Required task:
Reproduce every entry below precisely. Pictures are excluded from the copy.

Data:
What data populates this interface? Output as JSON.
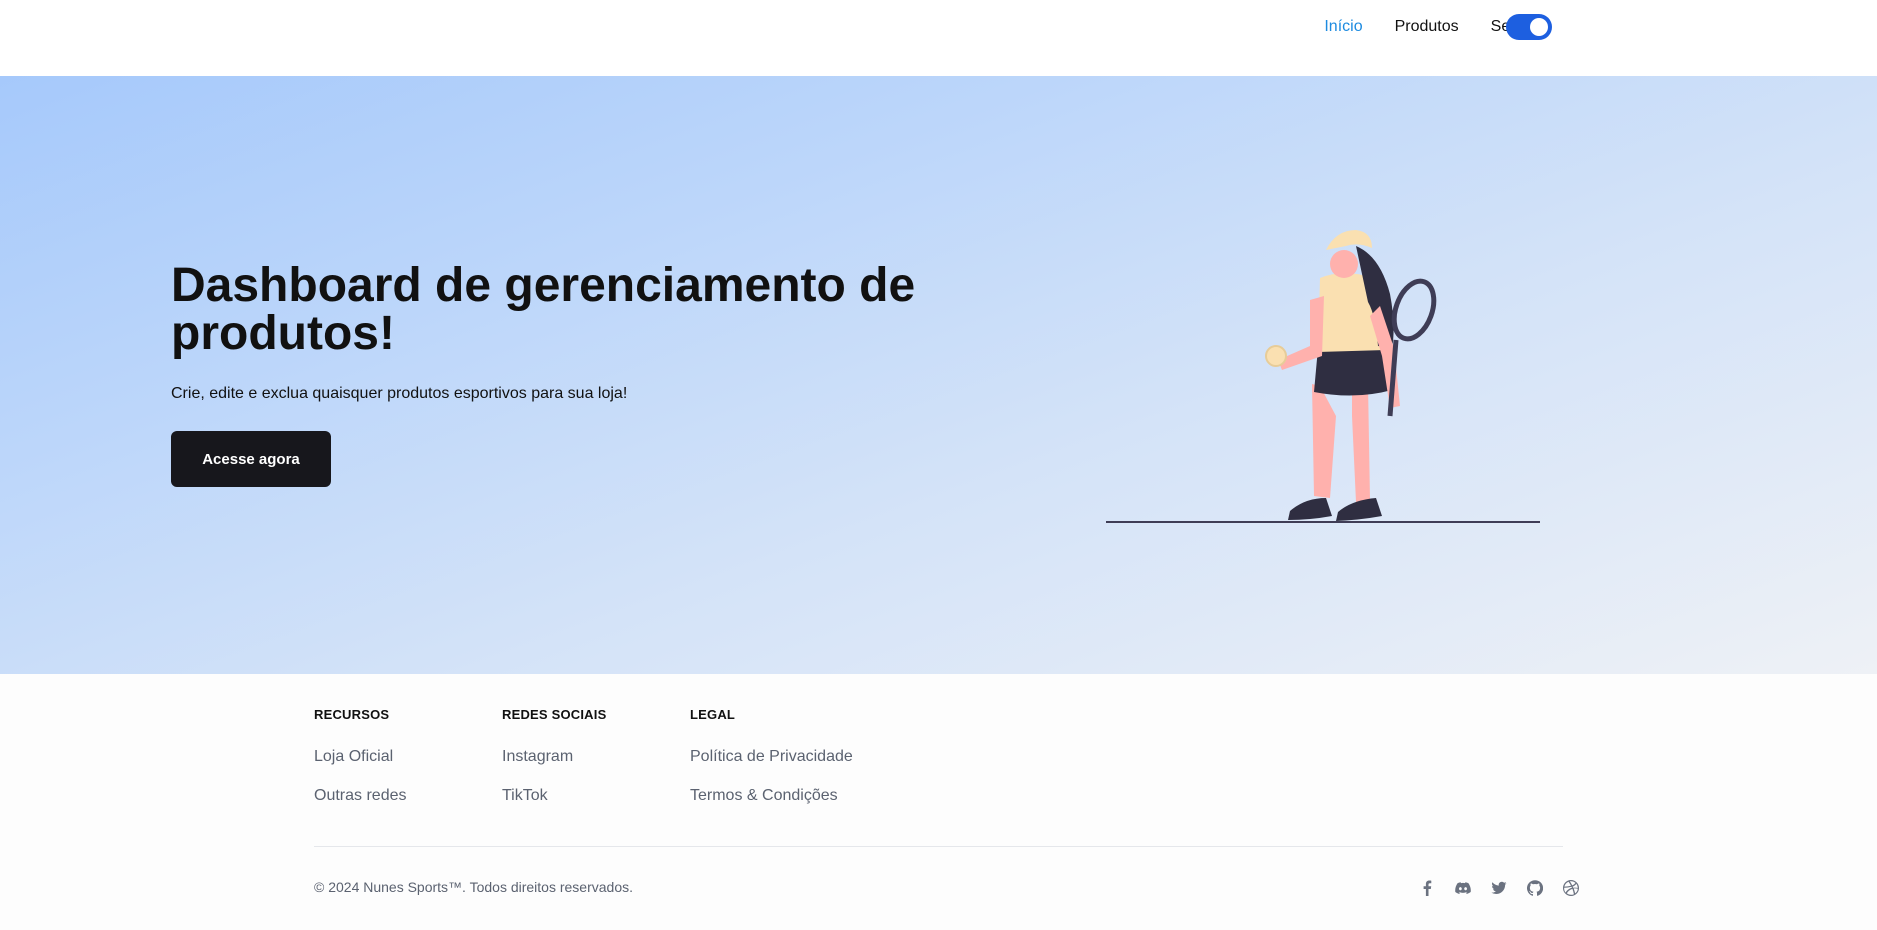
{
  "nav": {
    "links": [
      "Início",
      "Produtos",
      "Serviços"
    ],
    "active": "Início",
    "theme_toggle": "on"
  },
  "hero": {
    "title": "Dashboard de gerenciamento de produtos!",
    "subtitle": "Crie, edite e exclua quaisquer produtos esportivos para sua loja!",
    "cta_label": "Acesse agora",
    "illustration": "woman-tennis-player-illustration"
  },
  "footer": {
    "columns": [
      {
        "heading": "RECURSOS",
        "links": [
          "Loja Oficial",
          "Outras redes"
        ]
      },
      {
        "heading": "REDES SOCIAIS",
        "links": [
          "Instagram",
          "TikTok"
        ]
      },
      {
        "heading": "LEGAL",
        "links": [
          "Política de Privacidade",
          "Termos & Condições"
        ]
      }
    ],
    "copyright": "© 2024 Nunes Sports™. Todos direitos reservados.",
    "social_icons": [
      "facebook-icon",
      "discord-icon",
      "twitter-icon",
      "github-icon",
      "dribbble-icon"
    ]
  },
  "colors": {
    "accent": "#1d8be0",
    "toggle": "#1d5fe0",
    "button_bg": "#17171c",
    "hero_gradient_start": "#a6c9fb",
    "hero_gradient_end": "#eef1f6"
  }
}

Task response:
What data populates this interface? Output as JSON.
{
  "nav": {
    "links": [
      "Início",
      "Produtos",
      "Serviços"
    ],
    "active": "Início",
    "theme_toggle": "on"
  },
  "hero": {
    "title": "Dashboard de gerenciamento de produtos!",
    "subtitle": "Crie, edite e exclua quaisquer produtos esportivos para sua loja!",
    "cta_label": "Acesse agora",
    "illustration": "woman-tennis-player-illustration"
  },
  "footer": {
    "columns": [
      {
        "heading": "RECURSOS",
        "links": [
          "Loja Oficial",
          "Outras redes"
        ]
      },
      {
        "heading": "REDES SOCIAIS",
        "links": [
          "Instagram",
          "TikTok"
        ]
      },
      {
        "heading": "LEGAL",
        "links": [
          "Política de Privacidade",
          "Termos & Condições"
        ]
      }
    ],
    "copyright": "© 2024 Nunes Sports™. Todos direitos reservados.",
    "social_icons": [
      "facebook-icon",
      "discord-icon",
      "twitter-icon",
      "github-icon",
      "dribbble-icon"
    ]
  },
  "colors": {
    "accent": "#1d8be0",
    "toggle": "#1d5fe0",
    "button_bg": "#17171c",
    "hero_gradient_start": "#a6c9fb",
    "hero_gradient_end": "#eef1f6"
  }
}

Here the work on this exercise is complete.